[Extracted data entries]
· · · ·
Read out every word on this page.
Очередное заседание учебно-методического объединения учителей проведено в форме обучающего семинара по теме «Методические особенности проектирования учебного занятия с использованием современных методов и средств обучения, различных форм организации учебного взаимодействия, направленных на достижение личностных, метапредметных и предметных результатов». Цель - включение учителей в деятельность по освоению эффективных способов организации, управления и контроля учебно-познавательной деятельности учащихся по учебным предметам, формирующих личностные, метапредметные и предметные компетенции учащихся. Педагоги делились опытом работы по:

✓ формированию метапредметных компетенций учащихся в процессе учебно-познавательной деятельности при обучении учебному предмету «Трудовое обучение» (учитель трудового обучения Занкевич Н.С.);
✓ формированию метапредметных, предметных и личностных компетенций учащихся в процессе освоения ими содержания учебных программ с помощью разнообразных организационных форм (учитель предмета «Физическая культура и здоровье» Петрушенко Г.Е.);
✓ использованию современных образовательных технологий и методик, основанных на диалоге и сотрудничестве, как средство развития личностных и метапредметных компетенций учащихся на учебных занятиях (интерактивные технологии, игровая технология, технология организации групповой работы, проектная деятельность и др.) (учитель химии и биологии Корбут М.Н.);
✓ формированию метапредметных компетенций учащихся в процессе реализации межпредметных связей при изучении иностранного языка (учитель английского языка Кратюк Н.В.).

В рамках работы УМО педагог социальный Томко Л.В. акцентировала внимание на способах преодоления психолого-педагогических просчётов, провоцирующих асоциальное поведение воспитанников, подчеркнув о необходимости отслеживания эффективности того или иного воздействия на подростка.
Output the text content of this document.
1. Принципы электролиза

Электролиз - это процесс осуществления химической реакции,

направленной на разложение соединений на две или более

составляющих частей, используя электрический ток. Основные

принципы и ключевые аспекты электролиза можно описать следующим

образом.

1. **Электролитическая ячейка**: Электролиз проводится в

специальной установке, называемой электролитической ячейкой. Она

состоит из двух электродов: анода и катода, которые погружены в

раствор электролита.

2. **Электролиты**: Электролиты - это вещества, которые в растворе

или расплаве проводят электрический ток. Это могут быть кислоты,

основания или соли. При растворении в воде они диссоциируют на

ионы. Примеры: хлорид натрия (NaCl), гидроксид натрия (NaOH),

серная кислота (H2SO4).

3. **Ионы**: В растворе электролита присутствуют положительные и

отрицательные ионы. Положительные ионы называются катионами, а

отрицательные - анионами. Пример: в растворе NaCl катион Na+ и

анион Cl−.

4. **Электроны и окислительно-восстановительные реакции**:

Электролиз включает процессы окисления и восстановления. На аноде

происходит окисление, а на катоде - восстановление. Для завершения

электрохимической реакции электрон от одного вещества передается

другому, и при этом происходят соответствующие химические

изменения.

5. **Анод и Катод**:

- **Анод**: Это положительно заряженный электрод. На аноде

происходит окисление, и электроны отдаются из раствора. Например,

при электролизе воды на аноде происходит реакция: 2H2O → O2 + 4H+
· · · ·
EXERCISE BRIEF:
Repeat every record, exactly as written.

IN RESPONSE:
Read out every word on this page.
Очередное заседание учебно-методического объединения учителей проведено в форме обучающего семинара по теме «Методические особенности проектирования учебного занятия с использованием современных методов и средств обучения, различных форм организации учебного взаимодействия, направленных на достижение личностных, метапредметных и предметных результатов». Цель - включение учителей в деятельность по освоению эффективных способов организации, управления и контроля учебно-познавательной деятельности учащихся по учебным предметам, формирующих личностные, метапредметные и предметные компетенции учащихся. Педагоги делились опытом работы по:

✓ формированию метапредметных компетенций учащихся в процессе учебно-познавательной деятельности при обучении учебному предмету «Трудовое обучение» (учитель трудового обучения Занкевич Н.С.);
✓ формированию метапредметных, предметных и личностных компетенций учащихся в процессе освоения ими содержания учебных программ с помощью разнообразных организационных форм (учитель предмета «Физическая культура и здоровье» Петрушенко Г.Е.);
✓ использованию современных образовательных технологий и методик, основанных на диалоге и сотрудничестве, как средство развития личностных и метапредметных компетенций учащихся на учебных занятиях (интерактивные технологии, игровая технология, технология организации групповой работы, проектная деятельность и др.) (учитель химии и биологии Корбут М.Н.);
✓ формированию метапредметных компетенций учащихся в процессе реализации межпредметных связей при изучении иностранного языка (учитель английского языка Кратюк Н.В.).

В рамках работы УМО педагог социальный Томко Л.В. акцентировала внимание на способах преодоления психолого-педагогических просчётов, провоцирующих асоциальное поведение воспитанников, подчеркнув о необходимости отслеживания эффективности того или иного воздействия на подростка.
Output the text content of this document.
1. Принципы электролиза

Электролиз - это процесс осуществления химической реакции,

направленной на разложение соединений на две или более

составляющих частей, используя электрический ток. Основные

принципы и ключевые аспекты электролиза можно описать следующим

образом.

1. **Электролитическая ячейка**: Электролиз проводится в

специальной установке, называемой электролитической ячейкой. Она

состоит из двух электродов: анода и катода, которые погружены в

раствор электролита.

2. **Электролиты**: Электролиты - это вещества, которые в растворе

или расплаве проводят электрический ток. Это могут быть кислоты,

основания или соли. При растворении в воде они диссоциируют на

ионы. Примеры: хлорид натрия (NaCl), гидроксид натрия (NaOH),

серная кислота (H2SO4).

3. **Ионы**: В растворе электролита присутствуют положительные и

отрицательные ионы. Положительные ионы называются катионами, а

отрицательные - анионами. Пример: в растворе NaCl катион Na+ и

анион Cl−.

4. **Электроны и окислительно-восстановительные реакции**:

Электролиз включает процессы окисления и восстановления. На аноде

происходит окисление, а на катоде - восстановление. Для завершения

электрохимической реакции электрон от одного вещества передается

другому, и при этом происходят соответствующие химические

изменения.

5. **Анод и Катод**:

- **Анод**: Это положительно заряженный электрод. На аноде

происходит окисление, и электроны отдаются из раствора. Например,

при электролизе воды на аноде происходит реакция: 2H2O → O2 + 4H+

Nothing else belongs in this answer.